> _What is expected_
Return each entry exactly, omitting nothing.

> _Supplied material_
+ + + +

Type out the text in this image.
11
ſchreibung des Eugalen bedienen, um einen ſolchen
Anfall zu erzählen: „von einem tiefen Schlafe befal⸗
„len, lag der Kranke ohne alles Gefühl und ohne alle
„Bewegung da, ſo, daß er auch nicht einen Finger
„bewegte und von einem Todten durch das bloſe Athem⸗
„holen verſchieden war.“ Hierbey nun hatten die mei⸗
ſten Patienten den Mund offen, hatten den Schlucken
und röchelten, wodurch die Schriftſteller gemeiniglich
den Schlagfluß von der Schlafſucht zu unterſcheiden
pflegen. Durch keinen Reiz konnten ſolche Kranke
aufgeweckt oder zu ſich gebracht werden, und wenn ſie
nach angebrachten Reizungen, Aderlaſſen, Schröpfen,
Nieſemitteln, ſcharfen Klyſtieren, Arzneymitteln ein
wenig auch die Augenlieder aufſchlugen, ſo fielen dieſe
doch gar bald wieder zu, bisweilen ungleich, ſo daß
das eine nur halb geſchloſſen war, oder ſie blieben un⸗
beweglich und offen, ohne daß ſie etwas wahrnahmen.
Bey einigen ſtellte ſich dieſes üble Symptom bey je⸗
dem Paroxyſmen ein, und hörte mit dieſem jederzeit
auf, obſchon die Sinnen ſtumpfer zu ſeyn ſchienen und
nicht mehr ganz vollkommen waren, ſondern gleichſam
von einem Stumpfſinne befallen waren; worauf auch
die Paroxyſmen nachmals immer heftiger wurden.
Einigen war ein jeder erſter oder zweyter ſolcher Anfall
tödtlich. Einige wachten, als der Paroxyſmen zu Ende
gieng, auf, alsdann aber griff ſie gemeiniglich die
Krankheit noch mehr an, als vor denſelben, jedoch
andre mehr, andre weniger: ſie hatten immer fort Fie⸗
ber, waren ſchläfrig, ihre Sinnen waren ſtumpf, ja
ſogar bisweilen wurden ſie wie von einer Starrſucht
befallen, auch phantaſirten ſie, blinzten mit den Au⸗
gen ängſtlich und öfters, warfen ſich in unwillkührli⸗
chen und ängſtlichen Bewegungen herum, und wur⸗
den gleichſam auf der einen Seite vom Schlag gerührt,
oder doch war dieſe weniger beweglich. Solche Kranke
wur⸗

+ + + +

> _Expected output_
Type out the text in this image.
11
ſchreibung des Eugalen bedienen, um einen ſolchen
Anfall zu erzählen: „von einem tiefen Schlafe befal⸗
„len, lag der Kranke ohne alles Gefühl und ohne alle
„Bewegung da, ſo, daß er auch nicht einen Finger
„bewegte und von einem Todten durch das bloſe Athem⸗
„holen verſchieden war.“ Hierbey nun hatten die mei⸗
ſten Patienten den Mund offen, hatten den Schlucken
und röchelten, wodurch die Schriftſteller gemeiniglich
den Schlagfluß von der Schlafſucht zu unterſcheiden
pflegen. Durch keinen Reiz konnten ſolche Kranke
aufgeweckt oder zu ſich gebracht werden, und wenn ſie
nach angebrachten Reizungen, Aderlaſſen, Schröpfen,
Nieſemitteln, ſcharfen Klyſtieren, Arzneymitteln ein
wenig auch die Augenlieder aufſchlugen, ſo fielen dieſe
doch gar bald wieder zu, bisweilen ungleich, ſo daß
das eine nur halb geſchloſſen war, oder ſie blieben un⸗
beweglich und offen, ohne daß ſie etwas wahrnahmen.
Bey einigen ſtellte ſich dieſes üble Symptom bey je⸗
dem Paroxyſmen ein, und hörte mit dieſem jederzeit
auf, obſchon die Sinnen ſtumpfer zu ſeyn ſchienen und
nicht mehr ganz vollkommen waren, ſondern gleichſam
von einem Stumpfſinne befallen waren; worauf auch
die Paroxyſmen nachmals immer heftiger wurden.
Einigen war ein jeder erſter oder zweyter ſolcher Anfall
tödtlich. Einige wachten, als der Paroxyſmen zu Ende
gieng, auf, alsdann aber griff ſie gemeiniglich die
Krankheit noch mehr an, als vor denſelben, jedoch
andre mehr, andre weniger: ſie hatten immer fort Fie⸗
ber, waren ſchläfrig, ihre Sinnen waren ſtumpf, ja
ſogar bisweilen wurden ſie wie von einer Starrſucht
befallen, auch phantaſirten ſie, blinzten mit den Au⸗
gen ängſtlich und öfters, warfen ſich in unwillkührli⸗
chen und ängſtlichen Bewegungen herum, und wur⸗
den gleichſam auf der einen Seite vom Schlag gerührt,
oder doch war dieſe weniger beweglich. Solche Kranke
wur⸗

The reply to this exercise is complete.